_Exercise_:
Which lines hold the word "البغوي"? Show each of them.

Stored records:
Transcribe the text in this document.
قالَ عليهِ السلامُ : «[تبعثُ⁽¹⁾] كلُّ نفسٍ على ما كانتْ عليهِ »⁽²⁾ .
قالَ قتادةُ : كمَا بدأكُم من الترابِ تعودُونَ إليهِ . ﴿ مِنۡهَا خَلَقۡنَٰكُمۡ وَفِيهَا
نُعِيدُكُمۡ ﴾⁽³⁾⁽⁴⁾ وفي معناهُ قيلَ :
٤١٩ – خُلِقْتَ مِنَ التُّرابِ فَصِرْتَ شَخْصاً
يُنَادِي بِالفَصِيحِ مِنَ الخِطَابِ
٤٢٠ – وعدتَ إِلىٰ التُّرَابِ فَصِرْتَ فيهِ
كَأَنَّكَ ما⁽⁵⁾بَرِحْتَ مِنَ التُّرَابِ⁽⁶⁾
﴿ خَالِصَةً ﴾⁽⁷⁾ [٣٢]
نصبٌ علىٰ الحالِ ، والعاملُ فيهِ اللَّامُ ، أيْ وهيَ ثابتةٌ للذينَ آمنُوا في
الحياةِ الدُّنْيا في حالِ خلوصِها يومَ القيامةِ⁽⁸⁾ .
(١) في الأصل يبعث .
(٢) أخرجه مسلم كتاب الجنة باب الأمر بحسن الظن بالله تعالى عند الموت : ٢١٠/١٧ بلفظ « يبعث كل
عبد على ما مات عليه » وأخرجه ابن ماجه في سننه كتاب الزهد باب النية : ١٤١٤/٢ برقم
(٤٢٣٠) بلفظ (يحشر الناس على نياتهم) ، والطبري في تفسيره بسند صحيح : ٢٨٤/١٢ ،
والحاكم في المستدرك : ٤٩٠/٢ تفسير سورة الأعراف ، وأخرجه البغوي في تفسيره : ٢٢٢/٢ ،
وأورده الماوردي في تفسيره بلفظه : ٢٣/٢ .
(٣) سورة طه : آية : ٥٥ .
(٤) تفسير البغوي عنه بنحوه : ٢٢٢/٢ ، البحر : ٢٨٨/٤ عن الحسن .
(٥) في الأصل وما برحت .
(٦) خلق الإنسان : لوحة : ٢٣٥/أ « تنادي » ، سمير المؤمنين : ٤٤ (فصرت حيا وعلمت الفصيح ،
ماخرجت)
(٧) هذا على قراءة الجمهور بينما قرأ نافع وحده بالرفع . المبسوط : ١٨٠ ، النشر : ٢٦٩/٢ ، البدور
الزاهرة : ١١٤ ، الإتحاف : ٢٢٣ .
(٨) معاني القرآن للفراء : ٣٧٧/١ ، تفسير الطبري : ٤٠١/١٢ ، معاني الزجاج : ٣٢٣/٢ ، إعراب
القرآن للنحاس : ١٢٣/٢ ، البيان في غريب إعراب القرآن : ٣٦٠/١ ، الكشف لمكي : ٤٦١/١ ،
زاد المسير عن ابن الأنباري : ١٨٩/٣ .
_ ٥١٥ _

_Answer_:
والحاكم في المستدرك : ٤٩٠/٢ تفسير سورة الأعراف ، وأخرجه البغوي في تفسيره : ٢٢٢/٢ ،
(٤) تفسير البغوي عنه بنحوه : ٢٢٢/٢ ، البحر : ٢٨٨/٤ عن الحسن .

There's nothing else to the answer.